Work instructions => Copy each line below in which the string "this" occurs.

* begin Provided information *

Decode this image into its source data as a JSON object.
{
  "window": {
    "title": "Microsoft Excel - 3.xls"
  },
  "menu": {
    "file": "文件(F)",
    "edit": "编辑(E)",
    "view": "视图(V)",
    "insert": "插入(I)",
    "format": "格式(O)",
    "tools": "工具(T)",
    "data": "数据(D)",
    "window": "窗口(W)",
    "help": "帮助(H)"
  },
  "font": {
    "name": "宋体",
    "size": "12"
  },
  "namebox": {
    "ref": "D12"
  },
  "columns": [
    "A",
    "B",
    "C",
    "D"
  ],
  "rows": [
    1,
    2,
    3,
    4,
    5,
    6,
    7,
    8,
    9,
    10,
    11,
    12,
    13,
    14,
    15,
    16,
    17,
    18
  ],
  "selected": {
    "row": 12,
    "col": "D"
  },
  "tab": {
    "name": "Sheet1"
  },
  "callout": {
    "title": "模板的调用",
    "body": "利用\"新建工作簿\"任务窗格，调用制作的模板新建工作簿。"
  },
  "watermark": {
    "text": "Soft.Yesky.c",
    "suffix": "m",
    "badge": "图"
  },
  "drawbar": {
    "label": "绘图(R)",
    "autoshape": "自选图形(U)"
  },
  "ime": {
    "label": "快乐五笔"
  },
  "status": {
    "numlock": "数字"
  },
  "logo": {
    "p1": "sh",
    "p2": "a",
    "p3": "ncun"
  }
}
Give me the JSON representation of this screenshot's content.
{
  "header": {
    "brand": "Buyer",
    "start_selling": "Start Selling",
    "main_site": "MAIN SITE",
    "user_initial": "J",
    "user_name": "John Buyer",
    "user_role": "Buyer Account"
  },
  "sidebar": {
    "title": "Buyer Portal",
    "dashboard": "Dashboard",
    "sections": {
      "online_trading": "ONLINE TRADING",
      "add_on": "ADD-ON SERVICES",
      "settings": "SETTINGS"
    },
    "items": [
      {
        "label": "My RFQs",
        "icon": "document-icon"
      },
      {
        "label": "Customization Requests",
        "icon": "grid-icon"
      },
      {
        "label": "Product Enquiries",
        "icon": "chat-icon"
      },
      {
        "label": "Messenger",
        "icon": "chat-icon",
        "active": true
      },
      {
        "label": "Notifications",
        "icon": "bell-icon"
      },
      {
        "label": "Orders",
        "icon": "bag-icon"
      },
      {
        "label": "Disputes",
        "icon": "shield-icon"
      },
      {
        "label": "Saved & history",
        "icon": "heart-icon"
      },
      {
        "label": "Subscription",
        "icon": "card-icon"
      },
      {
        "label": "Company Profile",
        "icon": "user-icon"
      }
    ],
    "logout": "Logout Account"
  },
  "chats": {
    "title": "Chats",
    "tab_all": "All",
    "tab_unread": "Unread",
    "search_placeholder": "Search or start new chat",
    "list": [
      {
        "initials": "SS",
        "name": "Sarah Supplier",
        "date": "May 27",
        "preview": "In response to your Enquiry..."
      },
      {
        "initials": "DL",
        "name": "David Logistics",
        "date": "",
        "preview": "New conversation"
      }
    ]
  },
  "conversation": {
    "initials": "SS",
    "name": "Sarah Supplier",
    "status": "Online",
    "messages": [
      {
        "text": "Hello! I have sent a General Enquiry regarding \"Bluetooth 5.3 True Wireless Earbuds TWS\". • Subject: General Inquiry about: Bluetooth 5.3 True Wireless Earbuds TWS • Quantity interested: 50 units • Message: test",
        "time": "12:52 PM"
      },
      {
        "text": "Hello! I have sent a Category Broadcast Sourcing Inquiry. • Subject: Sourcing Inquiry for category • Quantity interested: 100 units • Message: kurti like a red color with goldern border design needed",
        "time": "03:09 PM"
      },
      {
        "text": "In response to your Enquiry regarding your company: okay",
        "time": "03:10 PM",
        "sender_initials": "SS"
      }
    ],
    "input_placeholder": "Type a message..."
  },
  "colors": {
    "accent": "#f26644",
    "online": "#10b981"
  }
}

* end Provided information *
* begin Provided information *

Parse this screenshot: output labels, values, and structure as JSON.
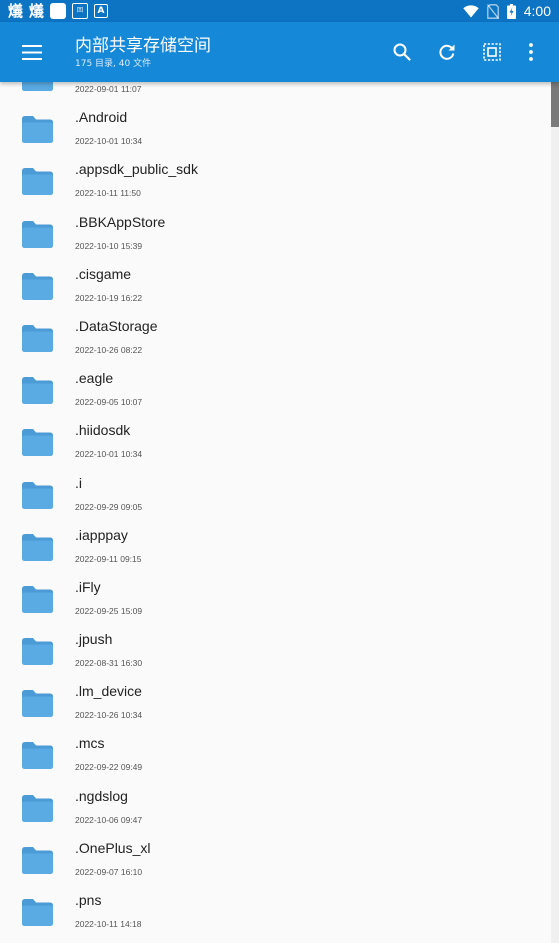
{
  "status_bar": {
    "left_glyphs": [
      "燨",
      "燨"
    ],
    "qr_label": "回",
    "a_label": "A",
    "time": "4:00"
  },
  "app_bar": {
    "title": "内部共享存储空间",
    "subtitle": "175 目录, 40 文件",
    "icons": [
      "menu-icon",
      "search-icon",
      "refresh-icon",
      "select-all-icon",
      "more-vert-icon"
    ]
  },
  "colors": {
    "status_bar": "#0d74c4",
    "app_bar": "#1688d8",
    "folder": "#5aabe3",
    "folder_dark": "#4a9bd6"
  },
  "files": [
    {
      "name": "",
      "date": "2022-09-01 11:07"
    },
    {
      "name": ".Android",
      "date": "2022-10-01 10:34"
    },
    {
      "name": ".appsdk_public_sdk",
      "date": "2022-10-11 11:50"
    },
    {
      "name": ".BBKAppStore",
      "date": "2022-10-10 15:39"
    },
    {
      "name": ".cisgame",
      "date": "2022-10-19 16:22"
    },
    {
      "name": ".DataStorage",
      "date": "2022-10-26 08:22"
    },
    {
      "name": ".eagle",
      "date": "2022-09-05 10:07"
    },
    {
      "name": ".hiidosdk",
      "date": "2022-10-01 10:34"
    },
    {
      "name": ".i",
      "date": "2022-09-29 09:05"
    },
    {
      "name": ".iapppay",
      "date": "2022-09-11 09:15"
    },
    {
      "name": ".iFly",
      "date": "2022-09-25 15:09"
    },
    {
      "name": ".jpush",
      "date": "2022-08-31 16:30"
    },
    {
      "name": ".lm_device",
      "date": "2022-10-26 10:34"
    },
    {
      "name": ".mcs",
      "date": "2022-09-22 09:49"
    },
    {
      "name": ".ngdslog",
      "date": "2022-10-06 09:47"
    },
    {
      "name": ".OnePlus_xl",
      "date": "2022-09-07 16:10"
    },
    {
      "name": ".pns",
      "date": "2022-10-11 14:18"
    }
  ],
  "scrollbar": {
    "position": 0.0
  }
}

* end Provided information *

Answer in full =>
Decode this image into its source data as a JSON object.
Give me the JSON representation of this screenshot's content.
Parse this screenshot: output labels, values, and structure as JSON.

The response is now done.